## WHAT THIS TASK INVOLVES
Locate the lines of the listing below that hold "through", then copy each of them.

::: DATA LINES :::

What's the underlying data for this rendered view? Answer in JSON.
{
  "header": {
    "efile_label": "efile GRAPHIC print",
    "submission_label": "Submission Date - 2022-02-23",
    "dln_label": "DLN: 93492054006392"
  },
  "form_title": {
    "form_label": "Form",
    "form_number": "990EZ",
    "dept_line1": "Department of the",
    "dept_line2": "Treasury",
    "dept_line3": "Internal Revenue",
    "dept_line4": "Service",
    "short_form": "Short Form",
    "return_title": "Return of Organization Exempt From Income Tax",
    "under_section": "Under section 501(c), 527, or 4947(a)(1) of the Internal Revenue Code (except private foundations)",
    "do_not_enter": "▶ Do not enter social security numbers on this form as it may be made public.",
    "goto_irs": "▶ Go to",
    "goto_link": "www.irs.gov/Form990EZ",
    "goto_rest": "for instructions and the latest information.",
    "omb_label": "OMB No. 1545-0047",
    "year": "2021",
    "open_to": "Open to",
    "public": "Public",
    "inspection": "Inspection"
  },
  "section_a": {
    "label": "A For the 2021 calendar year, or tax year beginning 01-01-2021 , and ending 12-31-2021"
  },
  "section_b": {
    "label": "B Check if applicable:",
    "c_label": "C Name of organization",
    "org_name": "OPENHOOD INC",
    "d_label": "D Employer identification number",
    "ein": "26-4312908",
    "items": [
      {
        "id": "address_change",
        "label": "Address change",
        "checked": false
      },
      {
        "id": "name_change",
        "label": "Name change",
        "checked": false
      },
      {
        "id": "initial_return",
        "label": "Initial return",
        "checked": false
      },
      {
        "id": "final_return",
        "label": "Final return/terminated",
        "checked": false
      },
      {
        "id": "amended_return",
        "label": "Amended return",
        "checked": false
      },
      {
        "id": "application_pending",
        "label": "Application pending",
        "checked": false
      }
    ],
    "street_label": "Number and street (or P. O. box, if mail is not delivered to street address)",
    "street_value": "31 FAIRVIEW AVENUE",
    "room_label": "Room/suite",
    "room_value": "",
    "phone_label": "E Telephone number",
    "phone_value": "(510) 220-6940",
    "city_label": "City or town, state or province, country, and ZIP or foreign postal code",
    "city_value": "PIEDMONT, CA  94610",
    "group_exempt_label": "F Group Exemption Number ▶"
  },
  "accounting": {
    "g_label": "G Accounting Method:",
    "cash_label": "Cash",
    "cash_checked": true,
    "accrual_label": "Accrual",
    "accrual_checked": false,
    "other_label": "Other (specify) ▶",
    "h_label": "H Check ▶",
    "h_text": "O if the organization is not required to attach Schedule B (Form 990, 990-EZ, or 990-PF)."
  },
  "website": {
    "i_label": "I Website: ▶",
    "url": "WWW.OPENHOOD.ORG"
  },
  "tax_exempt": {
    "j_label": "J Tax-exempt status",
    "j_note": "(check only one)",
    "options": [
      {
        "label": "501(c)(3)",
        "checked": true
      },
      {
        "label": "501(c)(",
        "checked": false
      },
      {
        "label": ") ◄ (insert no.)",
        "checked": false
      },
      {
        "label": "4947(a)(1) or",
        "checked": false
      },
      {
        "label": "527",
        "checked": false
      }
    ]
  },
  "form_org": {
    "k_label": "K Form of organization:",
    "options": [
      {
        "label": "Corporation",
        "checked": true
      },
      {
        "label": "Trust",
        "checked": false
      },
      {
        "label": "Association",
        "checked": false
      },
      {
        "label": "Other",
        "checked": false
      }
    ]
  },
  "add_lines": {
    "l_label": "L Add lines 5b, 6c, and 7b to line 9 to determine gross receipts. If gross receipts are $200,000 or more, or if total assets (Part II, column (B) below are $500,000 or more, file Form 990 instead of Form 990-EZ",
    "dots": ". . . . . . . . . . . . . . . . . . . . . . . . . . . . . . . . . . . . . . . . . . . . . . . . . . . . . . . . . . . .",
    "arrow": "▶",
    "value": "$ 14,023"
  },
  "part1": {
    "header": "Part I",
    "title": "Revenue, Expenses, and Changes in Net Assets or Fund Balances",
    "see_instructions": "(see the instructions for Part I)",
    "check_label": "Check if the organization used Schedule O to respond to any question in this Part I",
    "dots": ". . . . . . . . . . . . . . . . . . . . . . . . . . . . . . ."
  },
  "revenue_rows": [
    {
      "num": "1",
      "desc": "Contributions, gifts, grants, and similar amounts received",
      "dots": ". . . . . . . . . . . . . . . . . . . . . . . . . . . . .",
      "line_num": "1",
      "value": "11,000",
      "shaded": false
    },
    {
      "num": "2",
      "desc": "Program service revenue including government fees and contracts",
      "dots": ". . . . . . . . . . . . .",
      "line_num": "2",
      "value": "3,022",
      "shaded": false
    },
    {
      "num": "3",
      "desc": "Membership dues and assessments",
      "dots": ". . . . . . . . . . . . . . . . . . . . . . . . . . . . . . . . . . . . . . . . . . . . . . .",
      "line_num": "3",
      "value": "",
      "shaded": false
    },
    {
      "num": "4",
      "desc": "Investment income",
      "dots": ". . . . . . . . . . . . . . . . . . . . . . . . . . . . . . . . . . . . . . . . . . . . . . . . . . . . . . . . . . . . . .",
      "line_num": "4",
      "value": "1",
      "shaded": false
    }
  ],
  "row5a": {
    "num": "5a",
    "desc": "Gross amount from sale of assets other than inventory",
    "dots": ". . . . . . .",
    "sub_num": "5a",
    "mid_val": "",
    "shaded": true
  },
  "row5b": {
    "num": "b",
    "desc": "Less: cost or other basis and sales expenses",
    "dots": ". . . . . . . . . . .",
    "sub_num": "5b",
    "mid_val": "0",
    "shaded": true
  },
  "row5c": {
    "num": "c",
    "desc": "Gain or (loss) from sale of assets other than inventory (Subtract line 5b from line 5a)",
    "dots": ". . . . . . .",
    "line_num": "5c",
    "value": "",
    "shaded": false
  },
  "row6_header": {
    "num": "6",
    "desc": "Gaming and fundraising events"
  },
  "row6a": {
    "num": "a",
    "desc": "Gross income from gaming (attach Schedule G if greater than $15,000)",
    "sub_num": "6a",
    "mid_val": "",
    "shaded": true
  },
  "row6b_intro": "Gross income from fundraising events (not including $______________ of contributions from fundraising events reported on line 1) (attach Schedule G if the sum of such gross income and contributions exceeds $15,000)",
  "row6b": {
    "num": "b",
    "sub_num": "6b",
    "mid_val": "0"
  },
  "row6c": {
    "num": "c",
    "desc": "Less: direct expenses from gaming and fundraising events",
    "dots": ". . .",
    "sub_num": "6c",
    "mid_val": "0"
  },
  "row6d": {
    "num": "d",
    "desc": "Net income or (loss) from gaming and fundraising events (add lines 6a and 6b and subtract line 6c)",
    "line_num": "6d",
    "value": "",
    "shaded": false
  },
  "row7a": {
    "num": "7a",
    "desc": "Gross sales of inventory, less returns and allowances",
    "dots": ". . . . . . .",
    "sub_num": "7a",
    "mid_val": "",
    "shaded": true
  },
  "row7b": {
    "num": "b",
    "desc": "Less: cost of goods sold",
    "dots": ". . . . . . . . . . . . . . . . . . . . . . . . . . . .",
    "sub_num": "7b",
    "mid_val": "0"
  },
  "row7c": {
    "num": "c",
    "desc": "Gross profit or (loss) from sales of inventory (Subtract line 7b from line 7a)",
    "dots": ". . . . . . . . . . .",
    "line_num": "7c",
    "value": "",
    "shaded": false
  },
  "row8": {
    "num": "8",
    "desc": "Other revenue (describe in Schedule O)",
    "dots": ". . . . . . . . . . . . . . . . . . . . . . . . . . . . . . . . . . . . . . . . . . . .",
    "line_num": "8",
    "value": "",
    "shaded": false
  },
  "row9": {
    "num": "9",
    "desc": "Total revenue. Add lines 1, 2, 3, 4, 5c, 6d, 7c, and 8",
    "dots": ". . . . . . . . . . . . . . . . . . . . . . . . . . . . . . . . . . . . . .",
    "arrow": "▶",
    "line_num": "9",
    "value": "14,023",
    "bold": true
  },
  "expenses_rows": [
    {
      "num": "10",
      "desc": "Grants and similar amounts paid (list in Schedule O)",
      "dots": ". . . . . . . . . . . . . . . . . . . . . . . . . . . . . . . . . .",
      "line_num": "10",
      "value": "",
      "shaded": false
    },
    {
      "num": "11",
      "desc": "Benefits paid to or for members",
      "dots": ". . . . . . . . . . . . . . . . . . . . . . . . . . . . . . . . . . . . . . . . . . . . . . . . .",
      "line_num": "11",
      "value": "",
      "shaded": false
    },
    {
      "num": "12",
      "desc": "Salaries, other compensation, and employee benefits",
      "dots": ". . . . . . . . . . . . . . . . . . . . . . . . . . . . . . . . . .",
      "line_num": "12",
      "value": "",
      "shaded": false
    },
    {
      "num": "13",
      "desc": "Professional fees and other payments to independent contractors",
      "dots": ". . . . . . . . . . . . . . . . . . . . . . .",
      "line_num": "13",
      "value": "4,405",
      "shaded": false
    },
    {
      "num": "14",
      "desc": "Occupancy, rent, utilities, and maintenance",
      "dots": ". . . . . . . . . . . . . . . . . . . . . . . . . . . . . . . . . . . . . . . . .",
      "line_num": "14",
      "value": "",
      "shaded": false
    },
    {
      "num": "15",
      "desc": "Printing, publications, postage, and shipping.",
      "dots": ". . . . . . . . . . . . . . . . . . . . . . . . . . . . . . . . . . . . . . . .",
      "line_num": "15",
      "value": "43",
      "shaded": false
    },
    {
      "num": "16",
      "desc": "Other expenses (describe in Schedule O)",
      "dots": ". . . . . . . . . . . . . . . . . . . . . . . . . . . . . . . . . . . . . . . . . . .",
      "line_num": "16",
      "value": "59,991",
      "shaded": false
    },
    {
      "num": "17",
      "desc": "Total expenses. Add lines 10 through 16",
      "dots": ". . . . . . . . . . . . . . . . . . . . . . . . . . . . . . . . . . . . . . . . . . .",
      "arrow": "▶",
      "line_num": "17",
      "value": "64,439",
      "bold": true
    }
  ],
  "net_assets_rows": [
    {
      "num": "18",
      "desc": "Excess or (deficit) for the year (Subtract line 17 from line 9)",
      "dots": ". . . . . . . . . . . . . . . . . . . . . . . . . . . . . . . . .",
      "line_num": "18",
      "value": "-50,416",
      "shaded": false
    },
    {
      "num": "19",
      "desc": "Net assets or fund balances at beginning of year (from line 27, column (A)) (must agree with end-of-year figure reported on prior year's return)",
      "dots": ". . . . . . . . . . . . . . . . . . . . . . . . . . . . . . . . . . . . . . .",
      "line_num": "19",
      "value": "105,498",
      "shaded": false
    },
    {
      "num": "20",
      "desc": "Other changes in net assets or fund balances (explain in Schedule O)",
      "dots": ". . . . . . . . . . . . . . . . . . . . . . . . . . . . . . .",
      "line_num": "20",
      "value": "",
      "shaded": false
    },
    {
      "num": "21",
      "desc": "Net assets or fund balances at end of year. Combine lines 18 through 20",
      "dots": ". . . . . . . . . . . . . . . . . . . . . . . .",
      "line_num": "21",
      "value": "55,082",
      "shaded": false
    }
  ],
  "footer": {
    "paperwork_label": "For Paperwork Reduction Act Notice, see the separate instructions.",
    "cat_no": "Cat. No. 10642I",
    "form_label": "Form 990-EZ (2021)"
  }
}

:::

## COMPLETED TASK
      "desc": "Total expenses. Add lines 10 through 16",
      "desc": "Net assets or fund balances at end of year. Combine lines 18 through 20",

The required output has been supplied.